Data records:
— Begin —

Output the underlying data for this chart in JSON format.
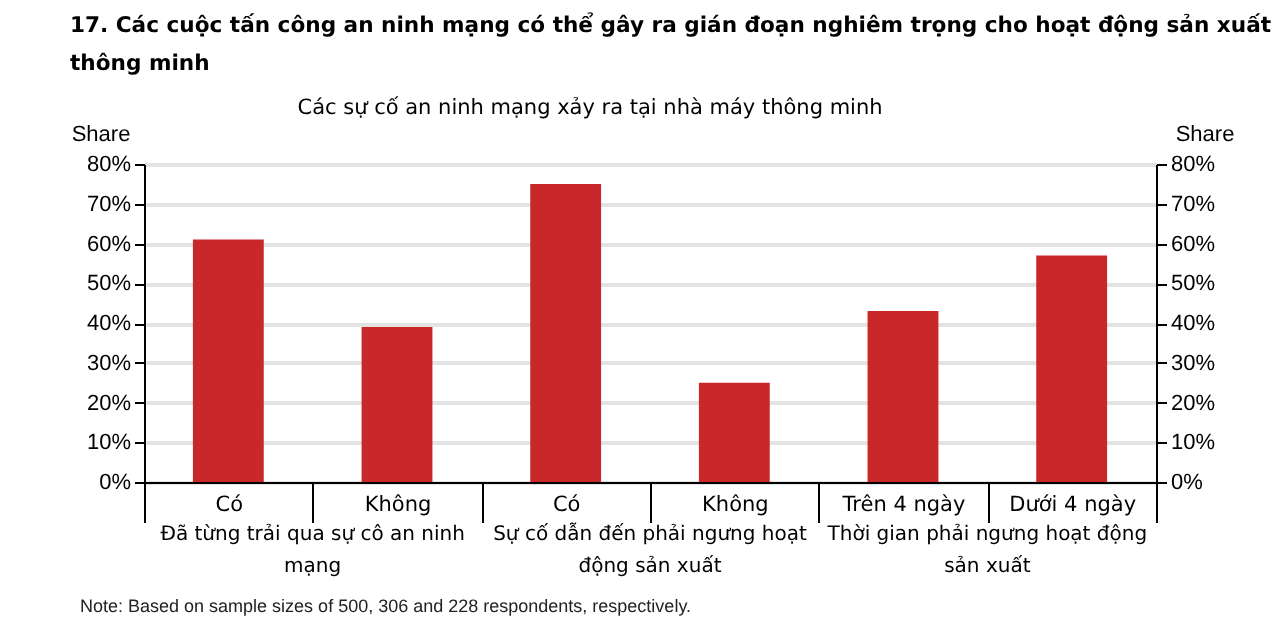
{
  "chart_data": {
    "type": "bar",
    "title": "17. Các cuộc tấn công an ninh mạng có thể gây ra gián đoạn nghiêm trọng cho hoạt động sản xuất thông minh",
    "subtitle": "Các sự cố an ninh mạng xảy ra tại nhà máy thông minh",
    "ylabel": "Share",
    "y2label": "Share",
    "categories": [
      "Có",
      "Không",
      "Có",
      "Không",
      "Trên 4 ngày",
      "Dưới 4 ngày"
    ],
    "values": [
      61,
      39,
      75,
      25,
      43,
      57
    ],
    "color": "#c8282a",
    "ylim": [
      0,
      80
    ],
    "yticks": [
      {
        "value": 0,
        "label": "0%"
      },
      {
        "value": 10,
        "label": "10%"
      },
      {
        "value": 20,
        "label": "20%"
      },
      {
        "value": 30,
        "label": "30%"
      },
      {
        "value": 40,
        "label": "40%"
      },
      {
        "value": 50,
        "label": "50%"
      },
      {
        "value": 60,
        "label": "60%"
      },
      {
        "value": 70,
        "label": "70%"
      },
      {
        "value": 80,
        "label": "80%"
      }
    ],
    "y2lim": [
      0,
      80
    ],
    "y2ticks": [
      {
        "value": 0,
        "label": "0%"
      },
      {
        "value": 10,
        "label": "10%"
      },
      {
        "value": 20,
        "label": "20%"
      },
      {
        "value": 30,
        "label": "30%"
      },
      {
        "value": 40,
        "label": "40%"
      },
      {
        "value": 50,
        "label": "50%"
      },
      {
        "value": 60,
        "label": "60%"
      },
      {
        "value": 70,
        "label": "70%"
      },
      {
        "value": 80,
        "label": "80%"
      }
    ],
    "grid": "y",
    "annotations": [
      "Đã từng trải qua sự cô an ninh mạng",
      "Sự cố dẫn đến phải ngưng hoạt động sản xuất",
      "Thời gian phải ngưng hoạt động sản xuất",
      "Note: Based on sample sizes of 500, 306 and 228 respondents, respectively."
    ]
  }
}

— End —

Lines containing the string "thông" are to be selected and copied.

## Reply to the task
    "title": "17. Các cuộc tấn công an ninh mạng có thể gây ra gián đoạn nghiêm trọng cho hoạt động sản xuất thông minh",
    "subtitle": "Các sự cố an ninh mạng xảy ra tại nhà máy thông minh",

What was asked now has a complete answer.